» REQUIREMENTS
How many of the lines that follow contain the word "users"? Give only the number.

» MATERIAL PROVIDED
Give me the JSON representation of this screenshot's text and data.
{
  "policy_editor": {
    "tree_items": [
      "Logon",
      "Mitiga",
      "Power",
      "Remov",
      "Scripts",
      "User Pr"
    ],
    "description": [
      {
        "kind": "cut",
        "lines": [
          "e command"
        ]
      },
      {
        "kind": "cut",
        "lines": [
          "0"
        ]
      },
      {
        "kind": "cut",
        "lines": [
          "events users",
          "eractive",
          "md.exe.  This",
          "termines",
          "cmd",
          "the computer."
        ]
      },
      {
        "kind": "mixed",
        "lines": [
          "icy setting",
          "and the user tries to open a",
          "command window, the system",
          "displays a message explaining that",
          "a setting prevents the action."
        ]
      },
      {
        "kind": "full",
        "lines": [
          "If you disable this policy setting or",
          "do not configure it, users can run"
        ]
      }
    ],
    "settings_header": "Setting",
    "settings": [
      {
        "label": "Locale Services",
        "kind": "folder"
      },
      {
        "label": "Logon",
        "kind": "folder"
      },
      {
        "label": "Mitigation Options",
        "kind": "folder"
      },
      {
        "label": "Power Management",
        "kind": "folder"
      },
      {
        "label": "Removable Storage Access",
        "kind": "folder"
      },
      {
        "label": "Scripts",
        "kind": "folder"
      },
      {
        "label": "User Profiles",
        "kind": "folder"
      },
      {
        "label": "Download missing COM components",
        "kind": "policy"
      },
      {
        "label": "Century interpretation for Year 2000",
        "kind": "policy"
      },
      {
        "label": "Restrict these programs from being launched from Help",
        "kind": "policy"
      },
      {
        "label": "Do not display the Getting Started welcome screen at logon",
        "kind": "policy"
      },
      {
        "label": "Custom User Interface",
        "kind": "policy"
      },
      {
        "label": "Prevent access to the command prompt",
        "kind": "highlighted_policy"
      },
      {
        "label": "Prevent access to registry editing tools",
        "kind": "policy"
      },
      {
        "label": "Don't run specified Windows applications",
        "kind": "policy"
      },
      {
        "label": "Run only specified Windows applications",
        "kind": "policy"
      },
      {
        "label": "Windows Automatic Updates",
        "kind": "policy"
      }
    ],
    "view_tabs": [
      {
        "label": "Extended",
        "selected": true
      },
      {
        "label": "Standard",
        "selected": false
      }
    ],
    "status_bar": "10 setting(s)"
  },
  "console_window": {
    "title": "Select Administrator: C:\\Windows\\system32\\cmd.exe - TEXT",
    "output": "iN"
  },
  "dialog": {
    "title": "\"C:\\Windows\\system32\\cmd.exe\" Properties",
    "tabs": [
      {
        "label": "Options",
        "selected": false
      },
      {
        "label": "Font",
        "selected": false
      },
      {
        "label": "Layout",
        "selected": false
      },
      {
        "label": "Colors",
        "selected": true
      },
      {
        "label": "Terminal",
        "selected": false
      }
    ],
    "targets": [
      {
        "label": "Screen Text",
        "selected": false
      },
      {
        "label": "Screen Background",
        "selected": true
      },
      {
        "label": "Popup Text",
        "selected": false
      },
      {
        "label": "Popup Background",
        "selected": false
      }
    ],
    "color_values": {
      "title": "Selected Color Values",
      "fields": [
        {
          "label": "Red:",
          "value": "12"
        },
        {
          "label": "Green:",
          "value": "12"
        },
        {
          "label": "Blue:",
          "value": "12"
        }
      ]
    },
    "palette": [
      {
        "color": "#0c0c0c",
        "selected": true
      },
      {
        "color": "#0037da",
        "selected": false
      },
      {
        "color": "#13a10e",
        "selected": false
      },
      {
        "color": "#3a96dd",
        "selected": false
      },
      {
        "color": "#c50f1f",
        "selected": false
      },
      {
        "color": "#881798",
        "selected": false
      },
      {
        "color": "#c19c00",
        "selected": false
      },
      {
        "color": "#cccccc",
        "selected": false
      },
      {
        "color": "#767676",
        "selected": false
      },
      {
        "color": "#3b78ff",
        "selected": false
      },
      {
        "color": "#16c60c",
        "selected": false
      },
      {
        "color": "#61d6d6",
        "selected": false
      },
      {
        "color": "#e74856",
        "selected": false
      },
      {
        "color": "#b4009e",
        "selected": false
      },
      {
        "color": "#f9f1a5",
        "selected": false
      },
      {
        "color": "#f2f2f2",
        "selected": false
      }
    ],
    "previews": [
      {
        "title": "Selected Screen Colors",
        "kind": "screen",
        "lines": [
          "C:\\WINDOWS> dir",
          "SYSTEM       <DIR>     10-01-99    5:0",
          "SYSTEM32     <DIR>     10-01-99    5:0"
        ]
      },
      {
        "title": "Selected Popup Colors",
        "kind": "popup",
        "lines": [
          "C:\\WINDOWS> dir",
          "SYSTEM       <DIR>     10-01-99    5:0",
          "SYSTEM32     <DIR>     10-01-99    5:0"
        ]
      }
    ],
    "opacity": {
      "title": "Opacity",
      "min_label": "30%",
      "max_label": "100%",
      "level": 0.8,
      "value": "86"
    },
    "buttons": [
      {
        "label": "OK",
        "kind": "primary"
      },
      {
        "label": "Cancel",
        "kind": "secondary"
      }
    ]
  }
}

==

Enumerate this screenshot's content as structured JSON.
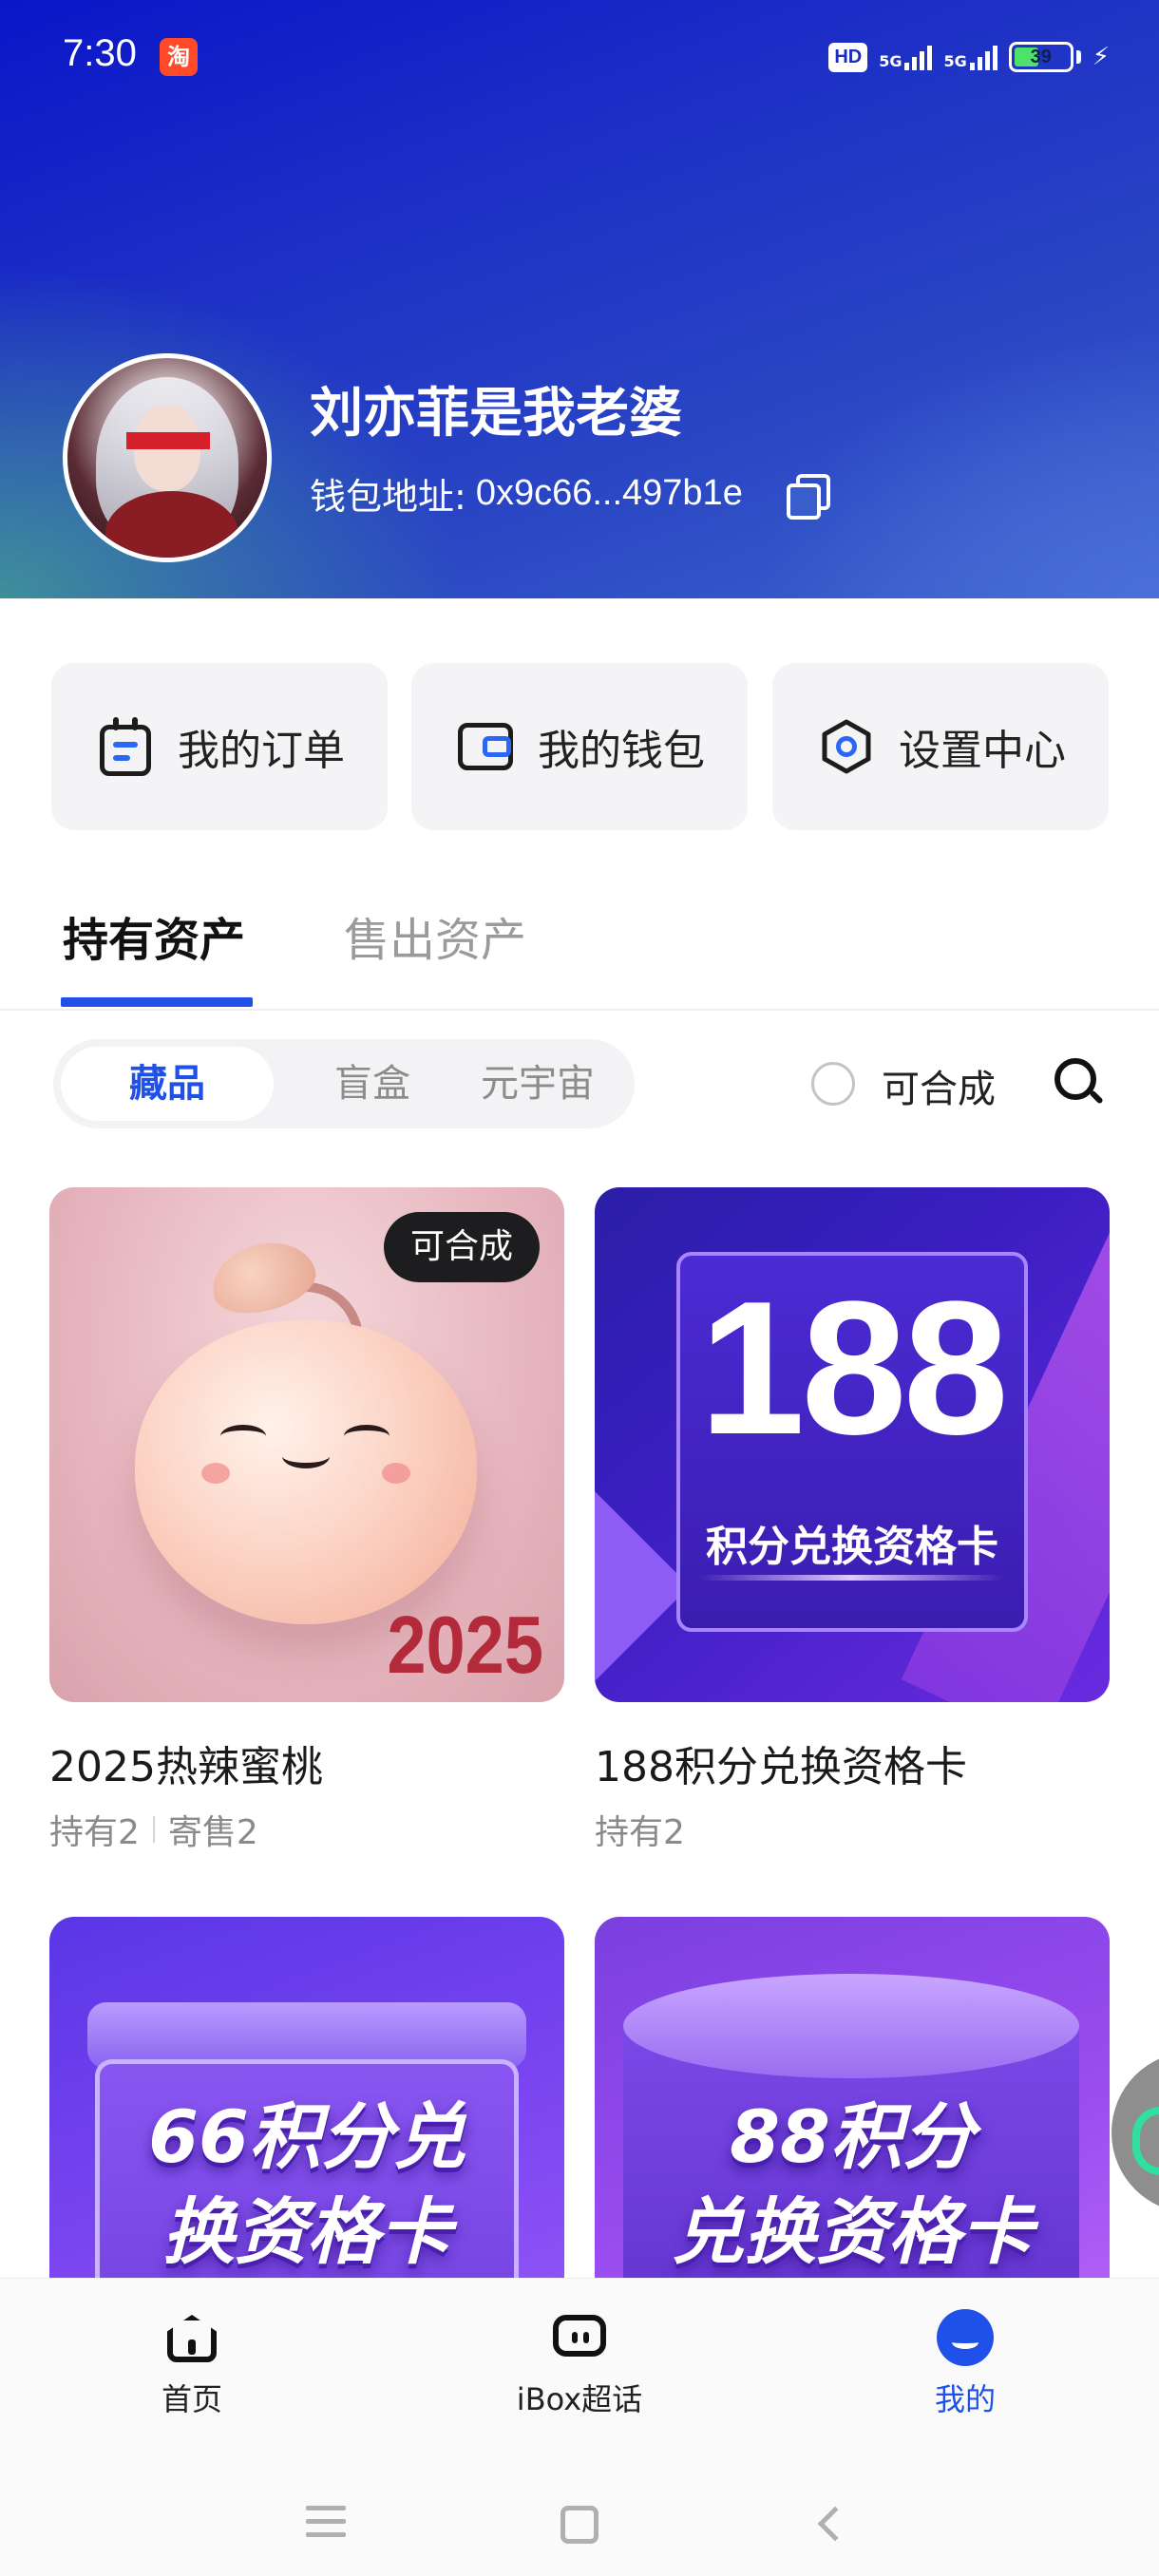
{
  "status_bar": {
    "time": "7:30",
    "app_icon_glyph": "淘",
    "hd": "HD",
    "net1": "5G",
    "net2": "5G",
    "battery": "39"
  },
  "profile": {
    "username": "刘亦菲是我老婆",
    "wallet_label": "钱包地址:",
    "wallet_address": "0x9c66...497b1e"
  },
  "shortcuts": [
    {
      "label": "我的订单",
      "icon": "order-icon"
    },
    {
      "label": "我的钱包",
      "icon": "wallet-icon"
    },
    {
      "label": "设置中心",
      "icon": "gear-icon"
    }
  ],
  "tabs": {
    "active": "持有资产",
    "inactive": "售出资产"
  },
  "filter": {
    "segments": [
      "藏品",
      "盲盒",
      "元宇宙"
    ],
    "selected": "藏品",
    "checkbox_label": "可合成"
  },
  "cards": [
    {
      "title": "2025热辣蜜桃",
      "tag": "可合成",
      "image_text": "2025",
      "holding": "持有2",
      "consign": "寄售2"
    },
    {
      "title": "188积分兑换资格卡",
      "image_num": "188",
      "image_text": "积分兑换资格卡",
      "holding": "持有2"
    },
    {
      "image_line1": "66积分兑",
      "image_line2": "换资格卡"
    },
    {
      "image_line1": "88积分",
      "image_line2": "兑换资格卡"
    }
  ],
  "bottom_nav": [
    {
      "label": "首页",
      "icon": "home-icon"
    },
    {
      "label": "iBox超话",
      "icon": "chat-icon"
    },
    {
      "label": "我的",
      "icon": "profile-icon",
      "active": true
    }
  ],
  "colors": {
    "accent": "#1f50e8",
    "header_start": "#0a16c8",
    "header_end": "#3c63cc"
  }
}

» EXPECTED ANSWER
2